SHORT PROBLEM>
Every line containing the word "Hall" needs to be found and copied.

INFORMATION PROVIDED>

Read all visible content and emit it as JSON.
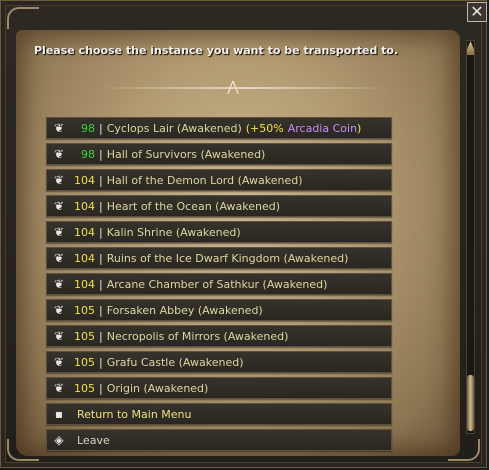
{
  "dialog": {
    "prompt": "Please choose the instance you want to be transported to.",
    "close_icon": "close-icon"
  },
  "instances": [
    {
      "level": "98",
      "level_color": "green",
      "name": "Cyclops Lair (Awakened)",
      "bonus_prefix": "(+50%",
      "bonus_coin": "Arcadia Coin",
      "bonus_suffix": ")"
    },
    {
      "level": "98",
      "level_color": "green",
      "name": "Hall of Survivors (Awakened)"
    },
    {
      "level": "104",
      "level_color": "yellow",
      "name": "Hall of the Demon Lord (Awakened)"
    },
    {
      "level": "104",
      "level_color": "yellow",
      "name": "Heart of the Ocean (Awakened)"
    },
    {
      "level": "104",
      "level_color": "yellow",
      "name": "Kalin Shrine (Awakened)"
    },
    {
      "level": "104",
      "level_color": "yellow",
      "name": "Ruins of the Ice Dwarf Kingdom (Awakened)"
    },
    {
      "level": "104",
      "level_color": "yellow",
      "name": "Arcane Chamber of Sathkur (Awakened)"
    },
    {
      "level": "105",
      "level_color": "yellow",
      "name": "Forsaken Abbey (Awakened)"
    },
    {
      "level": "105",
      "level_color": "yellow",
      "name": "Necropolis of Mirrors (Awakened)"
    },
    {
      "level": "105",
      "level_color": "yellow",
      "name": "Grafu Castle (Awakened)"
    },
    {
      "level": "105",
      "level_color": "yellow",
      "name": "Origin (Awakened)"
    }
  ],
  "separator": "|",
  "menu": {
    "return_label": "Return to Main Menu",
    "leave_label": "Leave"
  },
  "colors": {
    "level_green": "#3cd23c",
    "level_yellow": "#f0e04a",
    "instance_name": "#dcd6a0",
    "coin": "#c88cf0"
  }
}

FINAL RESULT>
      "name": "Hall of Survivors (Awakened)"
      "name": "Hall of the Demon Lord (Awakened)"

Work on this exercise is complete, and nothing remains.